Written request: Copy out each line of the data that holds the word "изменения".

Excerpt from a dataset:
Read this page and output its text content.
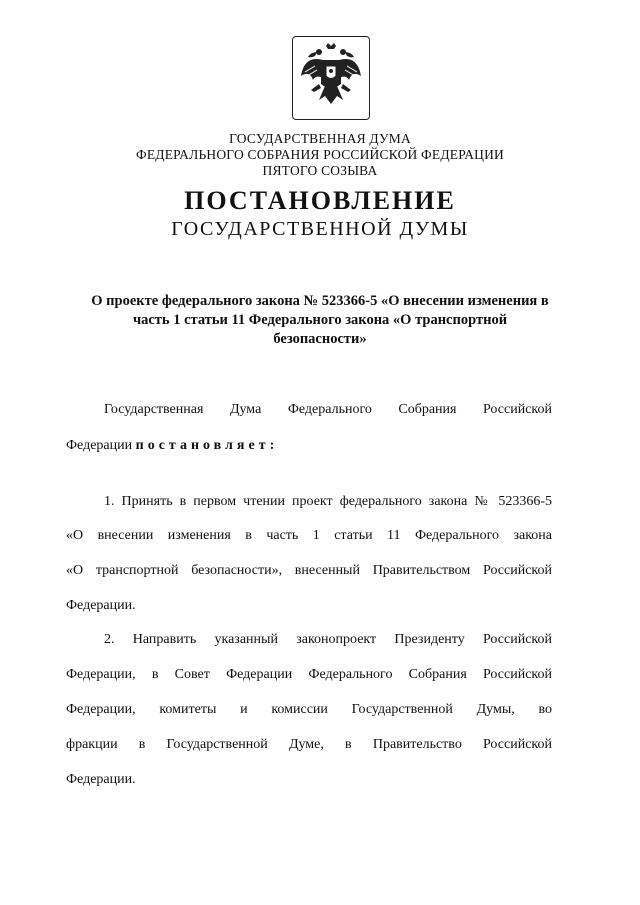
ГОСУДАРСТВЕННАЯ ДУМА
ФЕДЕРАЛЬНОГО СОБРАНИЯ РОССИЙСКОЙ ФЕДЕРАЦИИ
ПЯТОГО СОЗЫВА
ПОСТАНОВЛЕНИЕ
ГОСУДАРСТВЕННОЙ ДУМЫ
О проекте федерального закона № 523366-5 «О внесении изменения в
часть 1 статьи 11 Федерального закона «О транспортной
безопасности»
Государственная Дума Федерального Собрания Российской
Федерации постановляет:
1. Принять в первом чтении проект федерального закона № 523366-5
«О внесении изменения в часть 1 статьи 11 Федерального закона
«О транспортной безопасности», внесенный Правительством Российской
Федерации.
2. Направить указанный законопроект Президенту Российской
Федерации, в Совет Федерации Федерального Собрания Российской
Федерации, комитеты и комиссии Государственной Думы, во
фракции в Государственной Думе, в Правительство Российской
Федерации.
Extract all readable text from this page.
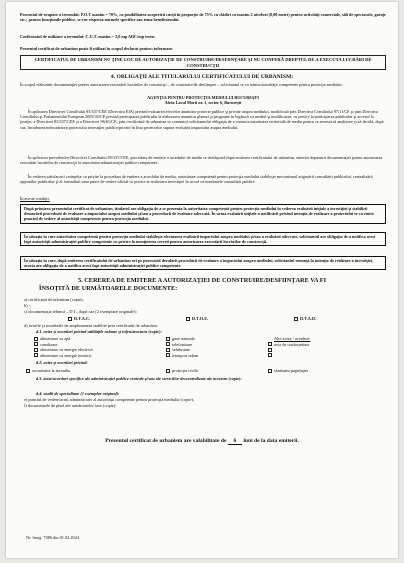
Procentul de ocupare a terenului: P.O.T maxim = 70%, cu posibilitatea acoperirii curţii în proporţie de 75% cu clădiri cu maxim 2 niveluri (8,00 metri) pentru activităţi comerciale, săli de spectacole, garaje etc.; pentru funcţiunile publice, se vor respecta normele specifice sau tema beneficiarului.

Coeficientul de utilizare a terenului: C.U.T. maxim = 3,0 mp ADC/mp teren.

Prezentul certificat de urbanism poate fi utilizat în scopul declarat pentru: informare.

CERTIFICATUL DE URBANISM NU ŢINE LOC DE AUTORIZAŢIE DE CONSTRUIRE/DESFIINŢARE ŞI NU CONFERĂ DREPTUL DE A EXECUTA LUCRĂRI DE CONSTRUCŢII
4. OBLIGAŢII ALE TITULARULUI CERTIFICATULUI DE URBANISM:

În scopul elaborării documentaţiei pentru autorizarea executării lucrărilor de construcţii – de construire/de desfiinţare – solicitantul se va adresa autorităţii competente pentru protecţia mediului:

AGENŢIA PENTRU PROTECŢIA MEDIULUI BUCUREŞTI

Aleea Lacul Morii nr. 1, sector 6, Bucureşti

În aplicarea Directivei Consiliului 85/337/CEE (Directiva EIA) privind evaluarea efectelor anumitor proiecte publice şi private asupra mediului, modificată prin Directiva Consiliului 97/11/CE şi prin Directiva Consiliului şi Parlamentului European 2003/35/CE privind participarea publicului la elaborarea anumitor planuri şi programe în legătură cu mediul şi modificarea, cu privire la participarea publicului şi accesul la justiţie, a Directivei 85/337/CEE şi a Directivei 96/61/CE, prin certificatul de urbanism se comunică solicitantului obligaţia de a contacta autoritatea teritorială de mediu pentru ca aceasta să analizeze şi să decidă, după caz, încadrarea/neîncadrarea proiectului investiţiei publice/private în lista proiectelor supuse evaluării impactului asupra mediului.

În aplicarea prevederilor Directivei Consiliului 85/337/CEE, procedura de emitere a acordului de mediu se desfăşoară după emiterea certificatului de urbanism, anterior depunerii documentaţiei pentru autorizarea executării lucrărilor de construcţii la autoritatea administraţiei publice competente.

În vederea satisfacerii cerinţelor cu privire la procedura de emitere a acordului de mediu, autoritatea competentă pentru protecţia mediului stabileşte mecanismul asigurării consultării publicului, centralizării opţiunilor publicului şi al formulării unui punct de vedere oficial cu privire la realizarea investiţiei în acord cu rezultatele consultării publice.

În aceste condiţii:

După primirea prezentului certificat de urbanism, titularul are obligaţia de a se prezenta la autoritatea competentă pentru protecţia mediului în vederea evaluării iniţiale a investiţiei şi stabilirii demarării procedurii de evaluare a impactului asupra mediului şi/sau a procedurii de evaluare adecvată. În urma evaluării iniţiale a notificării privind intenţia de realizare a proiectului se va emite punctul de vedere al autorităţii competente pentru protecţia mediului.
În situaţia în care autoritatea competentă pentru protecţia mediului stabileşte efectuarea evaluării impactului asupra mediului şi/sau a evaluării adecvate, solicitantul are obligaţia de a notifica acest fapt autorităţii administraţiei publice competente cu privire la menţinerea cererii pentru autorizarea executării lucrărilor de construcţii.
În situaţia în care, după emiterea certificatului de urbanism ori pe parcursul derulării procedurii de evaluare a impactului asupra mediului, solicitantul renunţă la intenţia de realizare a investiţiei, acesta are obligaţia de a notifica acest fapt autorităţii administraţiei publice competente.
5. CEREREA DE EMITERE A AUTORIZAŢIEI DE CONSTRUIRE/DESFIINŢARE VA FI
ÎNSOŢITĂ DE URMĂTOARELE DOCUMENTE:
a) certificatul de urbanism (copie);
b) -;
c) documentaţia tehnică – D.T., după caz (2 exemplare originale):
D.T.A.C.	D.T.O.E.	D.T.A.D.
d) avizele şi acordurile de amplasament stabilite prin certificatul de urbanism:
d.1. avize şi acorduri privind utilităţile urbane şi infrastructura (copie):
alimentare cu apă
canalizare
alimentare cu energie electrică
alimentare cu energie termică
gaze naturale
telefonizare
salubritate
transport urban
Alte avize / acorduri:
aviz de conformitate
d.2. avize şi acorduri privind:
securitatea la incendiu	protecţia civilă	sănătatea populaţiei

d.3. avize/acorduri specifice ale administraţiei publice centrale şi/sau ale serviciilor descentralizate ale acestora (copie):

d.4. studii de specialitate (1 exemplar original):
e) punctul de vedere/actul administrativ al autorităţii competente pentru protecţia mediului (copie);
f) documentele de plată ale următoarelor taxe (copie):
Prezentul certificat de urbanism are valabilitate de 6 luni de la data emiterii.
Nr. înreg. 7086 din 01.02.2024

Response to this task:
О проекте федерального закона № 523366-5 «О внесении изменения в
«О внесении изменения в часть 1 статьи 11 Федерального закона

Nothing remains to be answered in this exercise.